* Selected text *

____________

Furthermore there is no longer one dominant family type (such as the nuclear family). This means it is no longer possible to make generalisations about the role of the (nuclear) family society in the same way that modernist theories such as Functionalism did.

The rest of this post now considers two specific post-modern thinkers about the family – Judith Stacey and Tamara Hareven.

Stacey (1998) “The Divorce-Extended Family”

Judith Stacey argues that women have more freedom than ever before to shape their family arrangement to meet their needs and free themselves from patriarchal oppression. Through case studies conducted in Silicon Valley, California she found that women rather than men are the driving force behind changes in the family.

She discovered that many women rejected the traditional housewife role and had chosen extremely varied life paths (some choosing to return to education, becoming career women, divorcing and remarrying). Stacey identified a new type of family “the divorce-extended family” – members are connected by divorce rather than marriage, for example ex in-laws, or former husband’s new partners.

book cover: judith stacey family

Hareven (1978) “Life Course Analysis”

Tamara Hareven advocates the approach of life course analysis, that is that sociologists should be concerned with focusing on individual family members and the choices that they make throughout life regarding family arrangements.

This approach recognises that there is flexibility and variation in people’s lives, for example the choices and decisions they make and when they make them. For example, when they decide to raise children, choosing sexuality or moving into sheltered accommodation in old age.

Supporting evidence for the postmodern perspective on the family

Increasing family diversity

The 2022 Children’s Commissioner’s Family Review certainly supports the postmodern view that families are becoming more diverse over time. The review reports that family structure has gradually changed over the last 20 years: 

  • There are fewer married couples. 
  • There are more couples cohabiting.  
  • There are fewer ‘traditional’ nuclear family units today. 
  • 44% of children born at the start of the century, were not in a nuclear family for their full childhood, compared to 21% of children born in 1970.  
  • Over 80,000 children are in care, and many more in less formal arrangements, including kinship care. 

Stacey Dooley Sleeps Over is a recent documentary series exploring the diversity of family life in the UK. Most of the families are not nuclear families, but even those that are have non-standard lives, so even within the nuclear family set up, there is diversity!  

Marginalised Families is a website where people in diverse family structures can share their stories. It is designed to give more voice to non-nuclear families and provides some interesting case studies in family diversity.

More people are choosing to stay single than ever (5), but they are not isolated or lonely. In fact single people are more social than people in nuclear families and tend to have a broader conception of the family: in which they include friends, neighbours and ex-partners, thus challenging traditional definitions of the family.

(5) The Conversation (2017) More people than ever before are single and that’s a good thing. See also Bella de Paulo for the benefits of being single r

Low levels of belief in marriage

According to a 2022 YouGov Survey – does marriage matter 63% of UK adults think marriage is an outdated institution, although this is up from 68% in 2019.

Only 22% of the UK population thinks it matters that people are married before they have children: YouGov survey (2023) does marriage and children matter?

Criticisms of Postmodern Views on the Family

Late-Modernists such as Anthony Giddens suggest that even though people have more freedom, there is still a structure which shapes people’s decisions about the family.

Postmodernists over emphasise the amount of choice people have when it comes to relationships. However in truth, most people want to be in a stable long term relationship, but the social pressures of late modern life make this impossible for many to sustain. Thus people don’t ‘choose’ to get divorced or stay single as such, life just sort of pushes them into these ‘decisions’.

____________

* Instruction 1 *
Switch "deck-title" to "deck-heading" in the listing, from its first line through the line containing "hero-banner: Extended Vocabulary", and leave everything else in those lines unchanged.
* Instruction 2 *
Pick up the passage on postmodern views of the family and continue it after its final sentence.

* Box annotation data *

____________

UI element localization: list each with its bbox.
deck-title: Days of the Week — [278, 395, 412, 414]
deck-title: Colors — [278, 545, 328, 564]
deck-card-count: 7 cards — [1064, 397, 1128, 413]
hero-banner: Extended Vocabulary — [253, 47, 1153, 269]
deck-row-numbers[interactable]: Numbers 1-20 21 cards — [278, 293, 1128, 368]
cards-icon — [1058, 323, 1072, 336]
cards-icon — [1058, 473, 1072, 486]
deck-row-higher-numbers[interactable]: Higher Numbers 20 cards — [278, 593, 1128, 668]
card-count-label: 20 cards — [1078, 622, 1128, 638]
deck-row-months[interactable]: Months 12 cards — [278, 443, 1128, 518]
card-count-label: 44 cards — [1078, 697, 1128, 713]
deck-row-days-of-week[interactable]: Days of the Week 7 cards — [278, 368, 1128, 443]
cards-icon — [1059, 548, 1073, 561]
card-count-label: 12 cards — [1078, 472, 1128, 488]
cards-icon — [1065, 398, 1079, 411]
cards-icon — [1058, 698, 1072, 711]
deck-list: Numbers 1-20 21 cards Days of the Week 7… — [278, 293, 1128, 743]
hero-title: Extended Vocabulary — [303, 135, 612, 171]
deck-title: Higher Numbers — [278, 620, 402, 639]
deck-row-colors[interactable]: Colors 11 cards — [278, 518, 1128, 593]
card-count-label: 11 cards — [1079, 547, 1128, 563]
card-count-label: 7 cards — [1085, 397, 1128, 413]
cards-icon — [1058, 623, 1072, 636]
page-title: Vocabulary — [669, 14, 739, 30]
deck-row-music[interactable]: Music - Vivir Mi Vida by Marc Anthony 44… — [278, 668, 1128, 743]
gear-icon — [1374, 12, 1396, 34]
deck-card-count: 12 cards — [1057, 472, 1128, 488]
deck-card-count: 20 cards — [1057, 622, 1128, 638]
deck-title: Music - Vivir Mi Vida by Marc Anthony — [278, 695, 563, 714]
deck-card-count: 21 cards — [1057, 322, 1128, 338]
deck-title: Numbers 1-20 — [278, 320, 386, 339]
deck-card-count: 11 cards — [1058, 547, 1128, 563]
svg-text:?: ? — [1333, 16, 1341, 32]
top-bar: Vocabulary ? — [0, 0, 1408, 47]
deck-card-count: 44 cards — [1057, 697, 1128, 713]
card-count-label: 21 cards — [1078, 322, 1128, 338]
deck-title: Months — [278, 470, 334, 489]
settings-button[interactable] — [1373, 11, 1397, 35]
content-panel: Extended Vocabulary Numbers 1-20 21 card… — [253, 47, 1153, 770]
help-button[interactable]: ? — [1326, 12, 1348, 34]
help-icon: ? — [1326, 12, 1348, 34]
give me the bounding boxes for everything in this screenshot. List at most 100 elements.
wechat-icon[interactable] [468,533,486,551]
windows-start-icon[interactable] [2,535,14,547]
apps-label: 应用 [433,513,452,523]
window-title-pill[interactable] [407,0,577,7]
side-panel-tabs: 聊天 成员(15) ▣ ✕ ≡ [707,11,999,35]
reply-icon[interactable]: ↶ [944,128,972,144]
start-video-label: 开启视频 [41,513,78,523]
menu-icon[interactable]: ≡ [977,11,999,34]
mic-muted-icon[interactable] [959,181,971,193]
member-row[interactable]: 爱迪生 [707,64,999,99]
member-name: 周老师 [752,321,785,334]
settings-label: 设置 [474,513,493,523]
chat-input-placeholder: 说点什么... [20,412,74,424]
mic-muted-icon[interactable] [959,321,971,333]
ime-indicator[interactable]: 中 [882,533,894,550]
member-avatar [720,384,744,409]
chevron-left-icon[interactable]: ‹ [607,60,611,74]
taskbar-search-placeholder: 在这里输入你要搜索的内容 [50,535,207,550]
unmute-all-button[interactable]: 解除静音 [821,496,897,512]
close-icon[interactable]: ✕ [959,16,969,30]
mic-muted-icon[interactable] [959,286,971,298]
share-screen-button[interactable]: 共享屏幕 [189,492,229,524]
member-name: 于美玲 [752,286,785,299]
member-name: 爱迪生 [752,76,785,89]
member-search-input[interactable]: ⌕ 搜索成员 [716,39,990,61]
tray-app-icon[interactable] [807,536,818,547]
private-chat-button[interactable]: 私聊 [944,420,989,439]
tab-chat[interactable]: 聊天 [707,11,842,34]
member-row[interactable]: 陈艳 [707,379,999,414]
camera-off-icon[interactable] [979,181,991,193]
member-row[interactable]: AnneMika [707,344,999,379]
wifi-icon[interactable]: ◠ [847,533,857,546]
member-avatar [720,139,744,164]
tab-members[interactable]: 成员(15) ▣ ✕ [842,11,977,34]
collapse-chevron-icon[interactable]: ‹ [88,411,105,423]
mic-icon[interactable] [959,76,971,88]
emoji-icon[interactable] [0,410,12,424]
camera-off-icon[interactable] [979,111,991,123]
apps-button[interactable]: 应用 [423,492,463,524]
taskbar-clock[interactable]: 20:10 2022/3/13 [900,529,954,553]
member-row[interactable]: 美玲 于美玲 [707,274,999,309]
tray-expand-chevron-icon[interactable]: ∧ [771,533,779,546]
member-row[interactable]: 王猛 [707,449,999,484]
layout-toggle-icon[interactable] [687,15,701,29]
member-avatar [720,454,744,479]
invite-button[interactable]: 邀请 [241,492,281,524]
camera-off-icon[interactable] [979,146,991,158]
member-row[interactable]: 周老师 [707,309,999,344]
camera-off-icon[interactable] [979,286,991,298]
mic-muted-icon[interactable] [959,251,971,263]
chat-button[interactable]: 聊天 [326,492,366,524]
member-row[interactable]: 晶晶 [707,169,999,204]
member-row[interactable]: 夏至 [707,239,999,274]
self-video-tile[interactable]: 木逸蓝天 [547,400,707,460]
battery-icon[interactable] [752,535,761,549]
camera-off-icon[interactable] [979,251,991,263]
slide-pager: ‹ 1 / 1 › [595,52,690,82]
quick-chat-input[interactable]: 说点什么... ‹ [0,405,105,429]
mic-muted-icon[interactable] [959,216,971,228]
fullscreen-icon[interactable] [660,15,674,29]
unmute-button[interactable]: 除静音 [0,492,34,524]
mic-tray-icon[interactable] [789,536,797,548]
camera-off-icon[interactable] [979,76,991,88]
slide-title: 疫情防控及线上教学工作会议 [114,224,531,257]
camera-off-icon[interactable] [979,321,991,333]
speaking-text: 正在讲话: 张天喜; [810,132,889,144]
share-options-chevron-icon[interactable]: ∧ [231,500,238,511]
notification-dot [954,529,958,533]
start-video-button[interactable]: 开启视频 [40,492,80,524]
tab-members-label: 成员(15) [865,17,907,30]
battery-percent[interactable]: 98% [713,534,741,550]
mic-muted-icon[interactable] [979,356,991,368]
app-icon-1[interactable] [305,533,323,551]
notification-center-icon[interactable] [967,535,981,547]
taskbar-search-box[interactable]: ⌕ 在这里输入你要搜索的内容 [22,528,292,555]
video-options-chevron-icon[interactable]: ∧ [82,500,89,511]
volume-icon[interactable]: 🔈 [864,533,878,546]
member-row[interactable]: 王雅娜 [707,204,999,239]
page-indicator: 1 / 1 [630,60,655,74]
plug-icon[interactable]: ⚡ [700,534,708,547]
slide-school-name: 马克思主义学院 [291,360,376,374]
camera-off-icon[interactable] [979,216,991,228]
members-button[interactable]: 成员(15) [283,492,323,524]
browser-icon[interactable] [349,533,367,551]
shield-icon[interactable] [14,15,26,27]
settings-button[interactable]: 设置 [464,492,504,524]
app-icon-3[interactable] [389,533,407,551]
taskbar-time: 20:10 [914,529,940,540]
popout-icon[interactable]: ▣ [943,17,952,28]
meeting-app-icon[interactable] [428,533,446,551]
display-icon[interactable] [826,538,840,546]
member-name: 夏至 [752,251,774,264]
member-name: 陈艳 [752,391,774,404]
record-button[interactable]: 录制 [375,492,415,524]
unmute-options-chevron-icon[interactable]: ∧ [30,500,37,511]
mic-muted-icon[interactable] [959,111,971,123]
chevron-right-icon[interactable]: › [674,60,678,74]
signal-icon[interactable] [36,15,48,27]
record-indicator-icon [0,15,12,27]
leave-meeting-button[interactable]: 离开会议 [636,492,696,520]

____________

* Exercise response 1 *
UI element localization: list each with its bbox.
deck-heading: Days of the Week — [278, 395, 412, 414]
deck-heading: Colors — [278, 545, 328, 564]
deck-card-count: 7 cards — [1064, 397, 1128, 413]
hero-banner: Extended Vocabulary — [253, 47, 1153, 269]

* Exercise response 2 *
Contemporary Feminists disagree with Postmodernism, pointing out that in most cases traditional gender roles which disadvantage women remain the norm.

Signposting and Related Posts 

This post has been written primarily for students studying the families and households option in their first year of A-level sociology.

Related posts include:

The Personal Life Perspective on the Family.

The Late Modern Perspective on the Family.

Both of the above criticise the Postmodern perspective for over-emphasising the degree of personal choice individuals have, while still recognising that social changes have indeed made family life more chaotic!

If you like this sort of thing, you might also like these revision videos on YouTube.

Please click here to return to the homepage – ReviseSociology.com

Late modern perspectives on the family

The pure relationship and the negotiated family become the new family norms. Choice but within structure.

Late-Modernists such as Anthony Giddens and Ulrich Beck recognise that people have more choice in terms of their relationships and family arrangements,  but do not believe that people are as free as postmodernists suggest. There are still underlying patterns, and shared experiences of relationships that are a consequence of our living in a ‘late-modern’ society – rather than families just being diverse and random.

For example, people are less likely to get married because of structural changes: gender equality means that both partners have to work and spend longer building their careers, which means the average person has less time to spend making a relationship work, which means a decline in marriage, and an increase in divorce.

Ulrich Beck also argues that fewer people getting married is because of an increase in ‘risk consciousness’ – people see that nearly half of all marriages end in divorce and so they are less willing to take the risk and get married.

This is not simply a matter of freedom of choice – people are ‘reflexive’ – they look at society, see the risk of marriage, and then choose not to get married – their personal decisions are informed by what they see going in society.

Beck also talks of individualisation – a new social norm is that our individual desires are more important than social commitments, and this makes marriage less likely.

Giddens builds on this and says that the typical relationship today is the Pure Relationship – one which lasts only as long as both partners are happy with it, not because of tradition or a sense of commitment. This makes cohabitation and serial monogamy rather than the long term commitment of a marriage more likely.

Giddens’ and Beck’s perspectives on the family are briefly summarised below.

Anthony Giddens: Choice and Equality

Giddens argues that in recent decades the family and marriage have been transformed by greater choice and a more equal relationship between men and women.  Giddens argues that relationships are now characterised by three general characteristics:

  1. The basis of marriage and family has changed into one in which the couple are free to define the relationship themselves rather than simply acting out roles that have been defined in advance by law or tradition. For example, couples today can chose to cohabit rather than marry.
  2. The typical relationship is the ‘pure relationship’….It exists solely to meet the partners’ needs and is likely to continue only so long as it succeeds. Couples stay together because of love, happiness of sexual attraction rather than tradition a sense of duty or for the sake of the children.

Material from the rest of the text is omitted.